[start of EXTRACTED RECORDS]
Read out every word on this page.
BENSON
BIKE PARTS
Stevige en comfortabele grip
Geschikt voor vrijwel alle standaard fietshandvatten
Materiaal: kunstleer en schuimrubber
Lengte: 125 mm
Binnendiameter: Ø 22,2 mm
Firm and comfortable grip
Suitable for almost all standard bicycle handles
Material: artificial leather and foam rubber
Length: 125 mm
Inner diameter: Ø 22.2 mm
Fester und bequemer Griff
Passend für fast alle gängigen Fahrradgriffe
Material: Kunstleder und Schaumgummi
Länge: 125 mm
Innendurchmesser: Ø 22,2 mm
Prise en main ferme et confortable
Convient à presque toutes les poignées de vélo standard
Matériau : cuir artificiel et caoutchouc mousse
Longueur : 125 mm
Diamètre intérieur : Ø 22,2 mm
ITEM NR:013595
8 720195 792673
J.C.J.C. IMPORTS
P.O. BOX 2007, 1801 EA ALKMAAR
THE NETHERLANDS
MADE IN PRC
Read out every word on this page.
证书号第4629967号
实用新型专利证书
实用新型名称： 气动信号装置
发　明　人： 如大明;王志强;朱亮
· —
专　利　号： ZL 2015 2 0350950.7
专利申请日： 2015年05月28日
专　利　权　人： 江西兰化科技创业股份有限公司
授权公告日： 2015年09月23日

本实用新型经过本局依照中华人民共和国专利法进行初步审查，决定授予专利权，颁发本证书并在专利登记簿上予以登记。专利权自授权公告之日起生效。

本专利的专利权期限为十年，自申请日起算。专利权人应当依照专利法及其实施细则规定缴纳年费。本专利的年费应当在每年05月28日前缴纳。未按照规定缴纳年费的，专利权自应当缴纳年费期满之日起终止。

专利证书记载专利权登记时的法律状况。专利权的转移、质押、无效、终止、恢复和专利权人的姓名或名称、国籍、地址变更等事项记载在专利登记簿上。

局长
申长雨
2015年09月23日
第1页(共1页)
[end of EXTRACTED RECORDS]
Look through the entries above for the word "standard". Copy every line where it shows up.

** CORRECT RESPONSE **
Suitable for almost all standard bicycle handles
Convient à presque toutes les poignées de vélo standard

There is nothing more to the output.